Dataset entries
++++++++++++++++++++

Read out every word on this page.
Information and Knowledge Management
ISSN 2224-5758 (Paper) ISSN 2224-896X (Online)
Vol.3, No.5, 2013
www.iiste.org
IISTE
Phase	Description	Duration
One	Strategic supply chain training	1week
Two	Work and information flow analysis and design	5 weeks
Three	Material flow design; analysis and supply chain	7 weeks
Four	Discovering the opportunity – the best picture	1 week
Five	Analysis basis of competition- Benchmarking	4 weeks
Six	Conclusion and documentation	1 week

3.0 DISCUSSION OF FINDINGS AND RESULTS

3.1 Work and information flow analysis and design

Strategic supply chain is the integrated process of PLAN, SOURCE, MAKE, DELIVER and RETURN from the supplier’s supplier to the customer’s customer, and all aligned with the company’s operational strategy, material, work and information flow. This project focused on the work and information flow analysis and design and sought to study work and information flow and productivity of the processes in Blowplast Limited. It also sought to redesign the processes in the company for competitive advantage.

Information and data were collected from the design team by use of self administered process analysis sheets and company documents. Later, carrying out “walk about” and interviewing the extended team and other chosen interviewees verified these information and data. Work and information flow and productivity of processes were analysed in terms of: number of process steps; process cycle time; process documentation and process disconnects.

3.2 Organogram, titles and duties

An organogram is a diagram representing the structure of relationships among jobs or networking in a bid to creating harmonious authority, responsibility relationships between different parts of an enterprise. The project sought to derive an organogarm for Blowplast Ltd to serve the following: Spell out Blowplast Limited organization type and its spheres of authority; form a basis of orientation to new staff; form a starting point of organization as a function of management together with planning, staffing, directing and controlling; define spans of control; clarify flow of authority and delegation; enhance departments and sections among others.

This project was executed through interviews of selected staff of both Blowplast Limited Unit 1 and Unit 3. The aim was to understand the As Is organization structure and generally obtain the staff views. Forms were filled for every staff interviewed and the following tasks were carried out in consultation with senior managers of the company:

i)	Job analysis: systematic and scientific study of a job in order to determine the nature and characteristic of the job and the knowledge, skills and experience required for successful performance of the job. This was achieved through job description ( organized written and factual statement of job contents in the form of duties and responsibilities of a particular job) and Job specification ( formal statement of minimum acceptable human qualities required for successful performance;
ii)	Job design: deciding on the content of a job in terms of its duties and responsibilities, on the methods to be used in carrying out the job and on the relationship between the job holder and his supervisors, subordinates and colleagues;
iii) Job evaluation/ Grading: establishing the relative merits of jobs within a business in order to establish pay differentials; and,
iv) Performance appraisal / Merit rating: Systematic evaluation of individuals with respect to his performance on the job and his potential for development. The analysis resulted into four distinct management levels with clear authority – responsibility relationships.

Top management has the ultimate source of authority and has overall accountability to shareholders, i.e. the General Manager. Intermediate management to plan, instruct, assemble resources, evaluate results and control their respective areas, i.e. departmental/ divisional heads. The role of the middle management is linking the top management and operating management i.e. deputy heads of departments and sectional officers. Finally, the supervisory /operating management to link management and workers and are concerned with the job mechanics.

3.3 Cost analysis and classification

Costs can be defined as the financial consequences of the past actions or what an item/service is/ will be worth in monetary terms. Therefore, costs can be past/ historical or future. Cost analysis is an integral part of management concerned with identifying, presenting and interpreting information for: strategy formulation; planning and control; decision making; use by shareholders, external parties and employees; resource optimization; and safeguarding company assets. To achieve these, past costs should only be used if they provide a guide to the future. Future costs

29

++++++++++++++++++++

**PROBLEM TO SOLVE**.
Pull out all lines in the data above that include "through".

**EXERCISE RESULT**.
This project was executed through interviews of selected staff of both Blowplast Limited Unit 1 and Unit 3. The aim was to understand the As Is organization structure and generally obtain the staff views. Forms were filled for every staff interviewed and the following tasks were carried out in consultation with senior managers of the company:
i)	Job analysis: systematic and scientific study of a job in order to determine the nature and characteristic of the job and the knowledge, skills and experience required for successful performance of the job. This was achieved through job description ( organized written and factual statement of job contents in the form of duties and responsibilities of a particular job) and Job specification ( formal statement of minimum acceptable human qualities required for successful performance;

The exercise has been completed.